Compiti assegnati
[a] Rispondi alle seguenti domande sull'articolo sull'universalismo nello stato sociale italiano, basandoti solo su quanto vi è scritto.
(i) Quale importo prevede il Bonus Mamma domani e come viene erogato?
(ii) Che cosa si intende nell'articolo per iniquità orizzontali?
(iii) Quale soglia ISEE non devono superare le famiglie per accedere al Bonus Bebè?
[b] Prosegui l'articolo sull'universalismo nello stato sociale italiano a partire dal punto in cui termina.

Sezione del documento

***

L’universalismo: l’araba fenice dello stato sociale italiano?

Elena Granaglia ricostruisce alcune delle principali misure di politica sociale varate nel corso della XVII legislatura e mostra come esse continuino a essere afflitte da uno storico limite del nostro stato sociale: la categorialità – cioè la scelta di circoscrivere l’accesso a determinate prestazioni a un sotto-gruppo di soggetti identificati sulla base di variabili diverse dal solo bisogno - che genera iniquità orizzontali e verticali. Granaglia sostiene che occorre imboccare finalmente la strada di un universalismo ben disegnato.

In questo articolo vorrei portare l’attenzione su due aree di intervento sociale in cui la XVII legislatura è stata particolarmente attiva, le politiche per la famiglia e quelle di sostegno al secondo welfare, ovvero al variegato mondo delle associazioni, enti non a scopo di lucro e imprese private per il profitto che erogano prestazioni di welfare in aggiunta a quelle assicurate dal settore pubblico. Vorrei sostenere che tali interventi, nel loro complesso, acuiscono un limite storico del nostro stato sociale: una categorialità che è fonte d’iniquità orizzontali. Per categorialità, intendo, in termini generali, la scelta di circoscrivere l’accesso a determinate prestazioni a un sotto-gruppo di soggetti identificati sulla base di variabili diverse dal solo bisogno. Le iniquità orizzontali, invece, riguardano differenze nel trattamento fra soggetti in condizioni simili di bisogno. Non solo, le categorie scelte neppure coincidono in molte istanze con chi sta peggio, con la conseguenza ulteriore della creazione di iniquità verticali fra i più e i meno avvantaggiati.

Incominciamo dalle politiche per la famiglia. Quattro sono gli interventi principali effettuati e ancora in vigore. Vi è il Bonus Mamma domani, 800 euro erogati in unica soluzione nel periodo compreso fra gli ultimi mesi della gravidanza e il primo anno di vita del figlio. Vi è il Bonus Asili Nido, di durata triennale, 1000 euro annui, erogati in undici mensilità, volto a sussidiare l’iscrizione ad asili nido pubblici o privati (o sostegno a casa per i bambini sotto i tre anni d’età affetti da gravi patologie). Vi è la proroga del Bonus Infanzia (introdotto in via sperimentale nel 2012) a favore delle madri lavoratrici che rientrano al lavoro dopo i cinque mesi di congedo obbligatorio. Il bonus ammonta a 600 euro mensili e può essere speso per pagare l’asilo nido (pubblico o accreditato) o la baby sitter. La durata è sei mesi per le dipendenti e tre per le lavoratrici autonome. Vi è poi il Bonus Bebè. Mentre gli interventi appena ricordati non sono basati sulla prova dei mezzi, il Bonus Bebè è accessibile solo alle famiglie con ISEE non superiore a 25.000 euro e con bimbi in età non superiore a tre anni. Per chi ha un ISEE fino a 7000 euro l’importo è 160 euro al mese, che scende a 80 euro per chi ha un ISEE compreso fra 7.000 e 25.000.

***

Parte di un file di dati:

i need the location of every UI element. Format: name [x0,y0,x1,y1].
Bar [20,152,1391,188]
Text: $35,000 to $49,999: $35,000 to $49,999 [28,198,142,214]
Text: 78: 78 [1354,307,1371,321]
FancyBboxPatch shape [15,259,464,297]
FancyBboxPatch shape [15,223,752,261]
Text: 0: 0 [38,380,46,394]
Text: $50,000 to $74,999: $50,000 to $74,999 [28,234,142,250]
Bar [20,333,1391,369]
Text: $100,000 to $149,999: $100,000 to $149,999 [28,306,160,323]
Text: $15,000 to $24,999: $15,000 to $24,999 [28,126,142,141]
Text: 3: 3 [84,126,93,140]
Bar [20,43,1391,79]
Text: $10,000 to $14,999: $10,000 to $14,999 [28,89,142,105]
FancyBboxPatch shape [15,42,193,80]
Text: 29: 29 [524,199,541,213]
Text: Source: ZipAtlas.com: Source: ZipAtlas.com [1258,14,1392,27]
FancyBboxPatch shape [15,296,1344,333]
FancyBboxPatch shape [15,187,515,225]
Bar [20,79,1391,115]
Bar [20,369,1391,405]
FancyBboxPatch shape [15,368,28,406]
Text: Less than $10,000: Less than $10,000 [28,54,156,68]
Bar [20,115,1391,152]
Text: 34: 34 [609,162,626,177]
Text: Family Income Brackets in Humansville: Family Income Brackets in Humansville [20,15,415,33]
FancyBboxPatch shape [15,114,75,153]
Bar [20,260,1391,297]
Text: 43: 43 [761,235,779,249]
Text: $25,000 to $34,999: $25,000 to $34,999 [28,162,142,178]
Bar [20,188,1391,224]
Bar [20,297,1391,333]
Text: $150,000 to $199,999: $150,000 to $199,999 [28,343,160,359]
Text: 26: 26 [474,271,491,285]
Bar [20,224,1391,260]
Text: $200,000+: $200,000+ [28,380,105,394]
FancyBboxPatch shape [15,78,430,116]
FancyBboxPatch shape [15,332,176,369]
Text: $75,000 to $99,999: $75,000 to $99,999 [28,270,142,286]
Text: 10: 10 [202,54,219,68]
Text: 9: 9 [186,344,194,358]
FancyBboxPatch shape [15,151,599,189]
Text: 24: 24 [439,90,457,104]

***

Risposte
[a]
(i) 800 euro, erogati in unica soluzione.
(ii) Differenze nel trattamento fra soggetti in condizioni simili di bisogno.
(iii) 25.000 euro.

[b]
Tutte queste misure sono circoscritte ai figli sotto i tre anni. Certo, tutti passiamo per i primi tre anni di vita: dunque, misure apparentemente categoriali potrebbero non esserlo nell’arco di vita. Inoltre, si potrebbe sostenere un maggiore costo dei figli più piccoli. Se così, dare di più alle famiglie con figli piccoli non generebbe iniquità orizzontali rispetto al complesso delle famiglie con figli, le prime essendo in condizioni di maggiore bisogno. Il punto, oltre alla necessità di evidenze empiriche sul maggiore costo dei figli nei primi anni di vita, concerne lo status quo. Oggi in Italia, chi ha figli in età superiore ai tre anni, è incapiente o non è lavoratore dipendente non fruisce di alcun aiuto per i figli più grandi, non potendo accedere né alle detrazioni per carichi familiari (i limiti di reddito per essere a carico sono anche stati recentemente aumentati, equivalendo a 4000 euro a partire dal 2019), né all’assegno al nucleo (da cui sono esclusi i lavoratori autonomi). Concentrare le risorse sulle famiglie con figli sotto i tre anni comporta allora una categorialità che diviene fonte d’iniquità orizzontali. Alcune famiglie traggono un doppio beneficio fino a tre anni di età dei figli (le misure a favore dei figli piccoli si sommano a quelle esistenti in generale per i figli) e un beneficio quando i figli superano i tre anni, mentre altre nelle stesse condizioni familiari hanno rispettivamente uno e nessun beneficio. Il Bonus infanzia discrimina, poi, sulla base dello status lavorativo della madre. È limitato alle donne che erano già lavoratrici prima di diventare mamma e, fra le lavoratrici, le dipendenti hanno un trattamento migliore delle autonome. I limitati stanziamenti implicano poi il rischio di una selezione a favore di chi prima arriva.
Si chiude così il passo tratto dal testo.